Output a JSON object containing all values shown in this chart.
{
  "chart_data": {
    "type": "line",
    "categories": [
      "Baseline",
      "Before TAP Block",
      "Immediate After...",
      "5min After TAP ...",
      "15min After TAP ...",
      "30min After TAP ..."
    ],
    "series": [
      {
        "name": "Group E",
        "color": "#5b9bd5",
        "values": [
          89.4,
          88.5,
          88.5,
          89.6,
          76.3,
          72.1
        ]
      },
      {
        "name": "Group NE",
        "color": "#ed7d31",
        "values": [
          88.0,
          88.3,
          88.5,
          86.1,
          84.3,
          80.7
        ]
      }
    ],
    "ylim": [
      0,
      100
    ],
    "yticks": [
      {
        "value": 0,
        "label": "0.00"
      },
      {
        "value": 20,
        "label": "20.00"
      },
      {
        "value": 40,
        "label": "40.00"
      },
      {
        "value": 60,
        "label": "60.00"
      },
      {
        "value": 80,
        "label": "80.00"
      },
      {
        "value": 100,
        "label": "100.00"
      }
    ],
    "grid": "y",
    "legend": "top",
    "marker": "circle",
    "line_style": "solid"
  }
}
====================
### WRITTEN TASK
Copy the data above in full, character for character.

### TASK SOLUTION
Output a JSON object containing all values shown in this chart.
{
  "chart_data": {
    "type": "line",
    "categories": [
      "Baseline",
      "Before TAP Block",
      "Immediate After...",
      "5min After TAP ...",
      "15min After TAP ...",
      "30min After TAP ..."
    ],
    "series": [
      {
        "name": "Group E",
        "color": "#5b9bd5",
        "values": [
          89.4,
          88.5,
          88.5,
          89.6,
          76.3,
          72.1
        ]
      },
      {
        "name": "Group NE",
        "color": "#ed7d31",
        "values": [
          88.0,
          88.3,
          88.5,
          86.1,
          84.3,
          80.7
        ]
      }
    ],
    "ylim": [
      0,
      100
    ],
    "yticks": [
      {
        "value": 0,
        "label": "0.00"
      },
      {
        "value": 20,
        "label": "20.00"
      },
      {
        "value": 40,
        "label": "40.00"
      },
      {
        "value": 60,
        "label": "60.00"
      },
      {
        "value": 80,
        "label": "80.00"
      },
      {
        "value": 100,
        "label": "100.00"
      }
    ],
    "grid": "y",
    "legend": "top",
    "marker": "circle",
    "line_style": "solid"
  }
}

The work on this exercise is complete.